• [DIRECTIONS]
Pick out every line holding the string "Cary" and copy it.

— start —

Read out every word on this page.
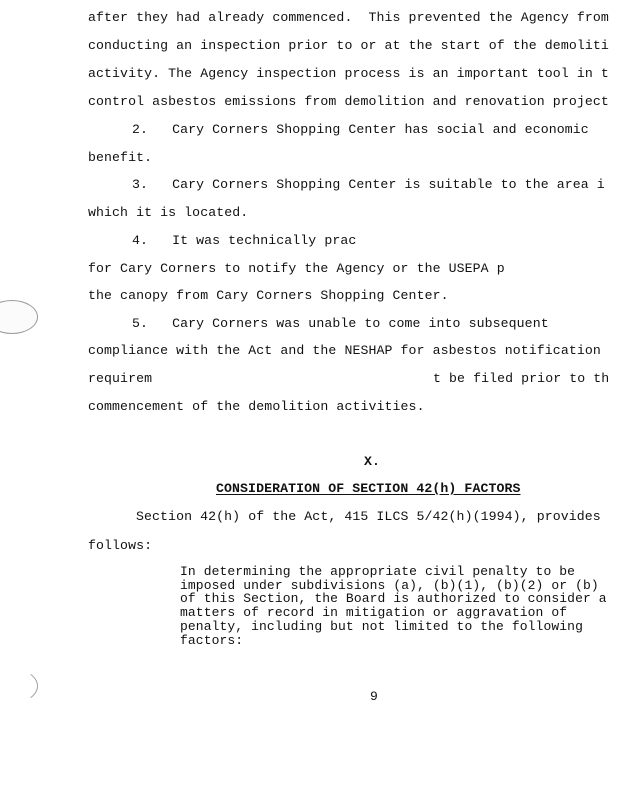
after they had already commenced.  This prevented the Agency from
conducting an inspection prior to or at the start of the demoliti
activity. The Agency inspection process is an important tool in t
control asbestos emissions from demolition and renovation project
2.   Cary Corners Shopping Center has social and economic
benefit.
3.   Cary Corners Shopping Center is suitable to the area i
which it is located.
4.   It was technically prac
for Cary Corners to notify the Agency or the USEPA p
the canopy from Cary Corners Shopping Center.
5.   Cary Corners was unable to come into subsequent
compliance with the Act and the NESHAP for asbestos notification
requirem	t be filed prior to th
commencement of the demolition activities.
X.
CONSIDERATION OF SECTION 42(h) FACTORS
Section 42(h) of the Act, 415 ILCS 5/42(h)(1994), provides
follows:
In determining the appropriate civil penalty to be
imposed under subdivisions (a), (b)(1), (b)(2) or (b)
of this Section, the Board is authorized to consider a
matters of record in mitigation or aggravation of
penalty, including but not limited to the following
factors:
9
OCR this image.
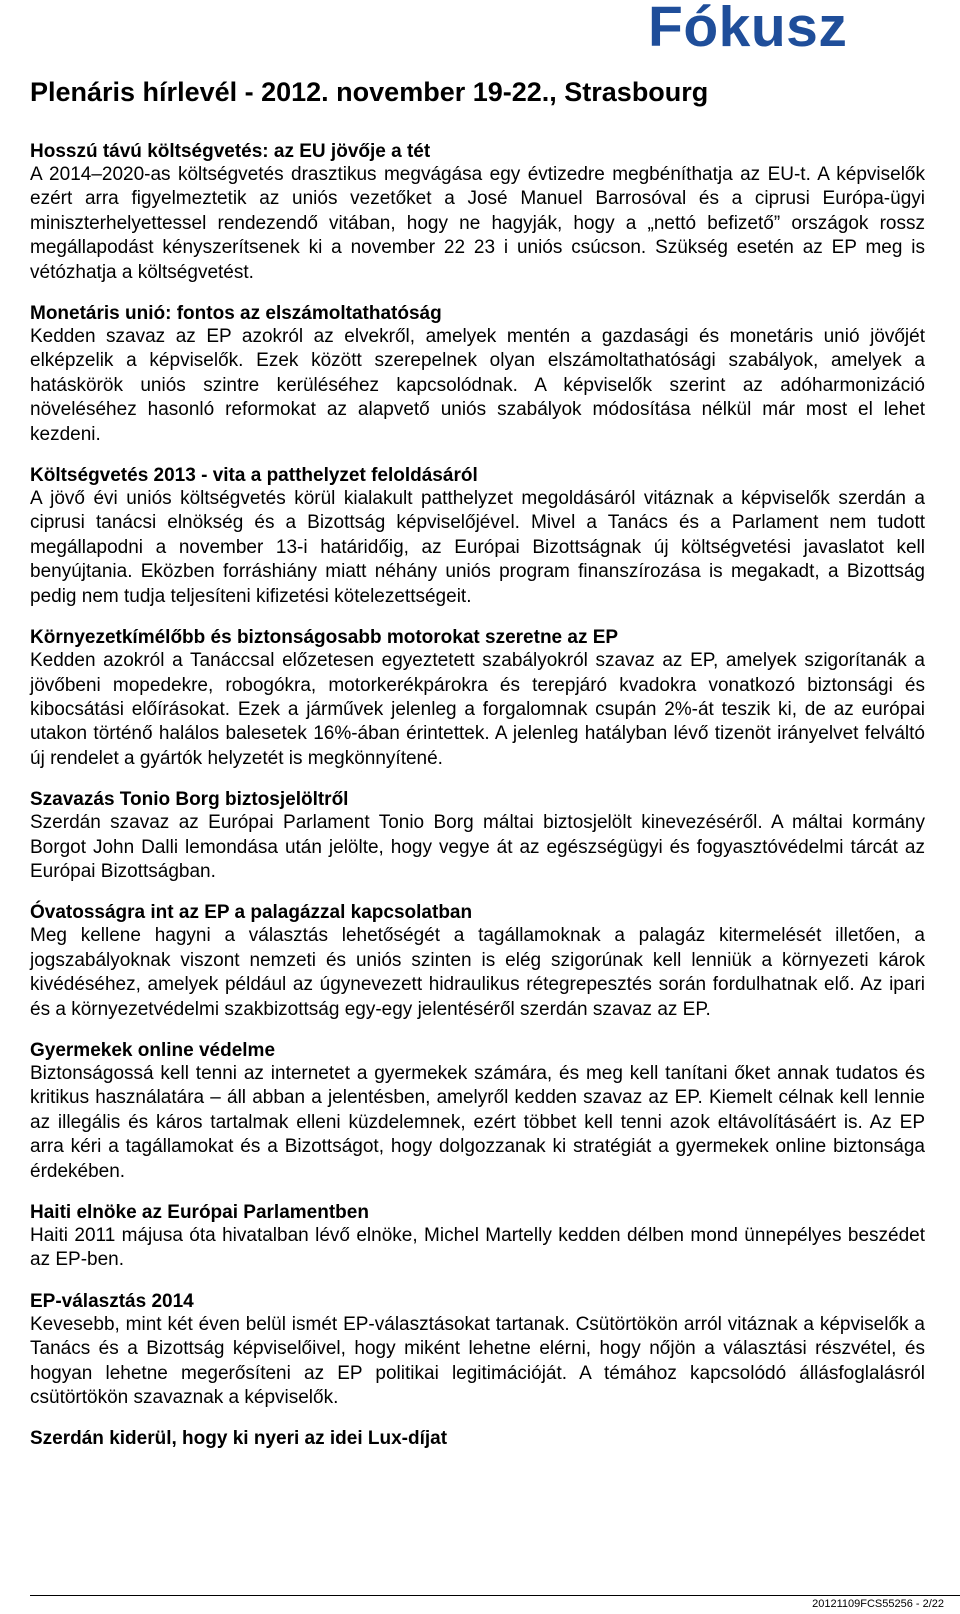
Fókusz
Plenáris hírlevél - 2012. november 19-22., Strasbourg
Hosszú távú költségvetés: az EU jövője a tét

A 2014–2020-as költségvetés drasztikus megvágása egy évtizedre megbéníthatja az EU-t. A képviselők ezért arra figyelmeztetik az uniós vezetőket a José Manuel Barrosóval és a ciprusi Európa-ügyi miniszterhelyettessel rendezendő vitában, hogy ne hagyják, hogy a „nettó befizető” országok rossz megállapodást kényszerítsenek ki a november 22 23 i uniós csúcson. Szükség esetén az EP meg is vétózhatja a költségvetést.

Monetáris unió: fontos az elszámoltathatóság

Kedden szavaz az EP azokról az elvekről, amelyek mentén a gazdasági és monetáris unió jövőjét elképzelik a képviselők. Ezek között szerepelnek olyan elszámoltathatósági szabályok, amelyek a hatáskörök uniós szintre kerüléséhez kapcsolódnak. A képviselők szerint az adóharmonizáció növeléséhez hasonló reformokat az alapvető uniós szabályok módosítása nélkül már most el lehet kezdeni.

Költségvetés 2013 - vita a patthelyzet feloldásáról

A jövő évi uniós költségvetés körül kialakult patthelyzet megoldásáról vitáznak a képviselők szerdán a ciprusi tanácsi elnökség és a Bizottság képviselőjével. Mivel a Tanács és a Parlament nem tudott megállapodni a november 13-i határidőig, az Európai Bizottságnak új költségvetési javaslatot kell benyújtania. Eközben forráshiány miatt néhány uniós program finanszírozása is megakadt, a Bizottság pedig nem tudja teljesíteni kifizetési kötelezettségeit.

Környezetkímélőbb és biztonságosabb motorokat szeretne az EP

Kedden azokról a Tanáccsal előzetesen egyeztetett szabályokról szavaz az EP, amelyek szigorítanák a jövőbeni mopedekre, robogókra, motorkerékpárokra és terepjáró kvadokra vonatkozó biztonsági és kibocsátási előírásokat. Ezek a járművek jelenleg a forgalomnak csupán 2%-át teszik ki, de az európai utakon történő halálos balesetek 16%-ában érintettek. A jelenleg hatályban lévő tizenöt irányelvet felváltó új rendelet a gyártók helyzetét is megkönnyítené.

Szavazás Tonio Borg biztosjelöltről

Szerdán szavaz az Európai Parlament Tonio Borg máltai biztosjelölt kinevezéséről. A máltai kormány Borgot John Dalli lemondása után jelölte, hogy vegye át az egészségügyi és fogyasztóvédelmi tárcát az Európai Bizottságban.

Óvatosságra int az EP a palagázzal kapcsolatban

Meg kellene hagyni a választás lehetőségét a tagállamoknak a palagáz kitermelését illetően, a jogszabályoknak viszont nemzeti és uniós szinten is elég szigorúnak kell lenniük a környezeti károk kivédéséhez, amelyek például az úgynevezett hidraulikus rétegrepesztés során fordulhatnak elő. Az ipari és a környezetvédelmi szakbizottság egy-egy jelentéséről szerdán szavaz az EP.

Gyermekek online védelme

Biztonságossá kell tenni az internetet a gyermekek számára, és meg kell tanítani őket annak tudatos és kritikus használatára – áll abban a jelentésben, amelyről kedden szavaz az EP. Kiemelt célnak kell lennie az illegális és káros tartalmak elleni küzdelemnek, ezért többet kell tenni azok eltávolításáért is. Az EP arra kéri a tagállamokat és a Bizottságot, hogy dolgozzanak ki stratégiát a gyermekek online biztonsága érdekében.

Haiti elnöke az Európai Parlamentben

Haiti 2011 májusa óta hivatalban lévő elnöke, Michel Martelly kedden délben mond ünnepélyes beszédet az EP-ben.

EP-választás 2014

Kevesebb, mint két éven belül ismét EP-választásokat tartanak. Csütörtökön arról vitáznak a képviselők a Tanács és a Bizottság képviselőivel, hogy miként lehetne elérni, hogy nőjön a választási részvétel, és hogyan lehetne megerősíteni az EP politikai legitimációját. A témához kapcsolódó állásfoglalásról csütörtökön szavaznak a képviselők.

Szerdán kiderül, hogy ki nyeri az idei Lux-díjat
20121109FCS55256 - 2/22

— end —

• [REPLY TO THE TASK]
2.   Cary Corners Shopping Center has social and economic
3.   Cary Corners Shopping Center is suitable to the area i
for Cary Corners to notify the Agency or the USEPA p
the canopy from Cary Corners Shopping Center.
5.   Cary Corners was unable to come into subsequent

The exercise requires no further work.